**Exercise directions**
Would you transcribe the listing that follows, character for character, and omit its images?

**Records supplied**
_____

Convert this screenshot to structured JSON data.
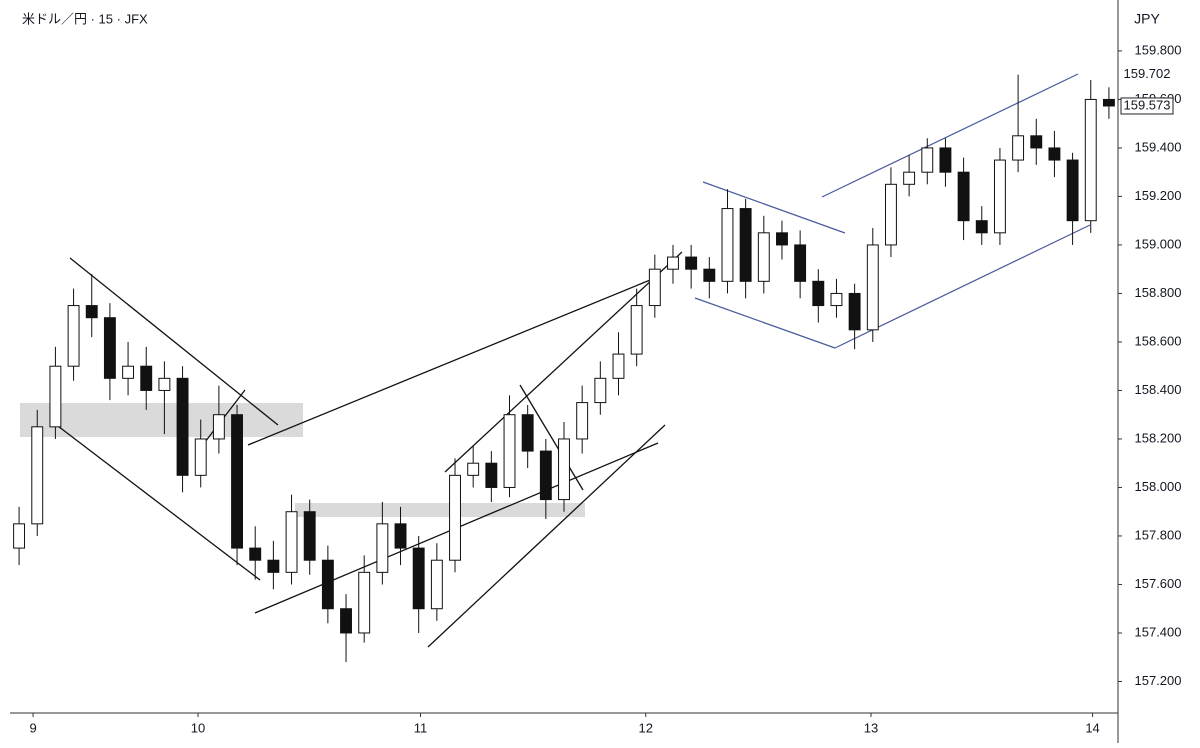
{
  "chart_data": {
    "type": "candlestick",
    "title": "米ドル／円 · 15 · JFX",
    "currency": "JPY",
    "open": [
      157.75,
      157.85,
      158.25,
      158.5,
      158.75,
      158.7,
      158.45,
      158.5,
      158.4,
      158.45,
      158.05,
      158.2,
      158.3,
      157.75,
      157.7,
      157.65,
      157.9,
      157.7,
      157.5,
      157.4,
      157.65,
      157.85,
      157.75,
      157.5,
      157.7,
      158.05,
      158.1,
      158.0,
      158.3,
      158.15,
      157.95,
      158.2,
      158.35,
      158.45,
      158.55,
      158.75,
      158.9,
      158.95,
      158.9,
      158.85,
      159.15,
      158.85,
      159.05,
      159.0,
      158.85,
      158.75,
      158.8,
      158.65,
      159.0,
      159.25,
      159.3,
      159.4,
      159.3,
      159.1,
      159.05,
      159.35,
      159.45,
      159.4,
      159.35,
      159.1,
      159.6
    ],
    "high": [
      157.92,
      158.32,
      158.58,
      158.82,
      158.88,
      158.76,
      158.6,
      158.58,
      158.52,
      158.5,
      158.28,
      158.42,
      158.34,
      157.84,
      157.78,
      157.97,
      157.95,
      157.76,
      157.56,
      157.72,
      157.94,
      157.92,
      157.8,
      157.77,
      158.12,
      158.17,
      158.15,
      158.38,
      158.34,
      158.2,
      158.27,
      158.42,
      158.52,
      158.64,
      158.82,
      158.96,
      159.0,
      159.0,
      158.95,
      159.23,
      159.19,
      159.12,
      159.1,
      159.06,
      158.9,
      158.86,
      158.84,
      159.07,
      159.32,
      159.37,
      159.44,
      159.44,
      159.36,
      159.16,
      159.4,
      159.702,
      159.52,
      159.47,
      159.38,
      159.68,
      159.65
    ],
    "low": [
      157.68,
      157.8,
      158.2,
      158.44,
      158.62,
      158.36,
      158.38,
      158.32,
      158.22,
      157.98,
      158.0,
      158.14,
      157.68,
      157.62,
      157.58,
      157.6,
      157.64,
      157.44,
      157.28,
      157.36,
      157.6,
      157.68,
      157.4,
      157.45,
      157.65,
      158.0,
      157.94,
      157.96,
      158.08,
      157.87,
      157.9,
      158.14,
      158.3,
      158.38,
      158.5,
      158.7,
      158.84,
      158.82,
      158.78,
      158.8,
      158.78,
      158.8,
      158.94,
      158.78,
      158.68,
      158.7,
      158.57,
      158.6,
      158.95,
      159.2,
      159.25,
      159.24,
      159.02,
      159.0,
      159.0,
      159.3,
      159.33,
      159.28,
      159.0,
      159.05,
      159.52
    ],
    "close": [
      157.85,
      158.25,
      158.5,
      158.75,
      158.7,
      158.45,
      158.5,
      158.4,
      158.45,
      158.05,
      158.2,
      158.3,
      157.75,
      157.7,
      157.65,
      157.9,
      157.7,
      157.5,
      157.4,
      157.65,
      157.85,
      157.75,
      157.5,
      157.7,
      158.05,
      158.1,
      158.0,
      158.3,
      158.15,
      157.95,
      158.2,
      158.35,
      158.45,
      158.55,
      158.75,
      158.9,
      158.95,
      158.9,
      158.85,
      159.15,
      158.85,
      159.05,
      159.0,
      158.85,
      158.75,
      158.8,
      158.65,
      159.0,
      159.25,
      159.3,
      159.4,
      159.3,
      159.1,
      159.05,
      159.35,
      159.45,
      159.4,
      159.35,
      159.1,
      159.6,
      159.573
    ],
    "up_color": "#ffffff",
    "down_color": "#111111",
    "wick_color": "#111111",
    "xlim": [
      0,
      61
    ],
    "xticks": [
      {
        "value": 1.27,
        "label": "9"
      },
      {
        "value": 10.35,
        "label": "10"
      },
      {
        "value": 22.6,
        "label": "11"
      },
      {
        "value": 35.0,
        "label": "12"
      },
      {
        "value": 47.4,
        "label": "13"
      },
      {
        "value": 59.6,
        "label": "14"
      }
    ],
    "ylim": [
      157.07,
      160.01
    ],
    "yticks": [
      {
        "value": 157.2,
        "label": "157.200"
      },
      {
        "value": 157.4,
        "label": "157.400"
      },
      {
        "value": 157.6,
        "label": "157.600"
      },
      {
        "value": 157.8,
        "label": "157.800"
      },
      {
        "value": 158.0,
        "label": "158.000"
      },
      {
        "value": 158.2,
        "label": "158.200"
      },
      {
        "value": 158.4,
        "label": "158.400"
      },
      {
        "value": 158.6,
        "label": "158.600"
      },
      {
        "value": 158.8,
        "label": "158.800"
      },
      {
        "value": 159.0,
        "label": "159.000"
      },
      {
        "value": 159.2,
        "label": "159.200"
      },
      {
        "value": 159.4,
        "label": "159.400"
      },
      {
        "value": 159.6,
        "label": "159.600"
      },
      {
        "value": 159.8,
        "label": "159.800"
      }
    ],
    "markers": [
      {
        "value": 159.702,
        "label": "159.702",
        "boxed": false
      },
      {
        "value": 159.573,
        "label": "159.573",
        "boxed": true
      }
    ]
  }
}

_____

**Output for this task**
Convert this screenshot to structured JSON data.
{
  "chart_data": {
    "type": "candlestick",
    "title": "米ドル／円 · 15 · JFX",
    "currency": "JPY",
    "open": [
      157.75,
      157.85,
      158.25,
      158.5,
      158.75,
      158.7,
      158.45,
      158.5,
      158.4,
      158.45,
      158.05,
      158.2,
      158.3,
      157.75,
      157.7,
      157.65,
      157.9,
      157.7,
      157.5,
      157.4,
      157.65,
      157.85,
      157.75,
      157.5,
      157.7,
      158.05,
      158.1,
      158.0,
      158.3,
      158.15,
      157.95,
      158.2,
      158.35,
      158.45,
      158.55,
      158.75,
      158.9,
      158.95,
      158.9,
      158.85,
      159.15,
      158.85,
      159.05,
      159.0,
      158.85,
      158.75,
      158.8,
      158.65,
      159.0,
      159.25,
      159.3,
      159.4,
      159.3,
      159.1,
      159.05,
      159.35,
      159.45,
      159.4,
      159.35,
      159.1,
      159.6
    ],
    "high": [
      157.92,
      158.32,
      158.58,
      158.82,
      158.88,
      158.76,
      158.6,
      158.58,
      158.52,
      158.5,
      158.28,
      158.42,
      158.34,
      157.84,
      157.78,
      157.97,
      157.95,
      157.76,
      157.56,
      157.72,
      157.94,
      157.92,
      157.8,
      157.77,
      158.12,
      158.17,
      158.15,
      158.38,
      158.34,
      158.2,
      158.27,
      158.42,
      158.52,
      158.64,
      158.82,
      158.96,
      159.0,
      159.0,
      158.95,
      159.23,
      159.19,
      159.12,
      159.1,
      159.06,
      158.9,
      158.86,
      158.84,
      159.07,
      159.32,
      159.37,
      159.44,
      159.44,
      159.36,
      159.16,
      159.4,
      159.702,
      159.52,
      159.47,
      159.38,
      159.68,
      159.65
    ],
    "low": [
      157.68,
      157.8,
      158.2,
      158.44,
      158.62,
      158.36,
      158.38,
      158.32,
      158.22,
      157.98,
      158.0,
      158.14,
      157.68,
      157.62,
      157.58,
      157.6,
      157.64,
      157.44,
      157.28,
      157.36,
      157.6,
      157.68,
      157.4,
      157.45,
      157.65,
      158.0,
      157.94,
      157.96,
      158.08,
      157.87,
      157.9,
      158.14,
      158.3,
      158.38,
      158.5,
      158.7,
      158.84,
      158.82,
      158.78,
      158.8,
      158.78,
      158.8,
      158.94,
      158.78,
      158.68,
      158.7,
      158.57,
      158.6,
      158.95,
      159.2,
      159.25,
      159.24,
      159.02,
      159.0,
      159.0,
      159.3,
      159.33,
      159.28,
      159.0,
      159.05,
      159.52
    ],
    "close": [
      157.85,
      158.25,
      158.5,
      158.75,
      158.7,
      158.45,
      158.5,
      158.4,
      158.45,
      158.05,
      158.2,
      158.3,
      157.75,
      157.7,
      157.65,
      157.9,
      157.7,
      157.5,
      157.4,
      157.65,
      157.85,
      157.75,
      157.5,
      157.7,
      158.05,
      158.1,
      158.0,
      158.3,
      158.15,
      157.95,
      158.2,
      158.35,
      158.45,
      158.55,
      158.75,
      158.9,
      158.95,
      158.9,
      158.85,
      159.15,
      158.85,
      159.05,
      159.0,
      158.85,
      158.75,
      158.8,
      158.65,
      159.0,
      159.25,
      159.3,
      159.4,
      159.3,
      159.1,
      159.05,
      159.35,
      159.45,
      159.4,
      159.35,
      159.1,
      159.6,
      159.573
    ],
    "up_color": "#ffffff",
    "down_color": "#111111",
    "wick_color": "#111111",
    "xlim": [
      0,
      61
    ],
    "xticks": [
      {
        "value": 1.27,
        "label": "9"
      },
      {
        "value": 10.35,
        "label": "10"
      },
      {
        "value": 22.6,
        "label": "11"
      },
      {
        "value": 35.0,
        "label": "12"
      },
      {
        "value": 47.4,
        "label": "13"
      },
      {
        "value": 59.6,
        "label": "14"
      }
    ],
    "ylim": [
      157.07,
      160.01
    ],
    "yticks": [
      {
        "value": 157.2,
        "label": "157.200"
      },
      {
        "value": 157.4,
        "label": "157.400"
      },
      {
        "value": 157.6,
        "label": "157.600"
      },
      {
        "value": 157.8,
        "label": "157.800"
      },
      {
        "value": 158.0,
        "label": "158.000"
      },
      {
        "value": 158.2,
        "label": "158.200"
      },
      {
        "value": 158.4,
        "label": "158.400"
      },
      {
        "value": 158.6,
        "label": "158.600"
      },
      {
        "value": 158.8,
        "label": "158.800"
      },
      {
        "value": 159.0,
        "label": "159.000"
      },
      {
        "value": 159.2,
        "label": "159.200"
      },
      {
        "value": 159.4,
        "label": "159.400"
      },
      {
        "value": 159.6,
        "label": "159.600"
      },
      {
        "value": 159.8,
        "label": "159.800"
      }
    ],
    "markers": [
      {
        "value": 159.702,
        "label": "159.702",
        "boxed": false
      },
      {
        "value": 159.573,
        "label": "159.573",
        "boxed": true
      }
    ]
  }
}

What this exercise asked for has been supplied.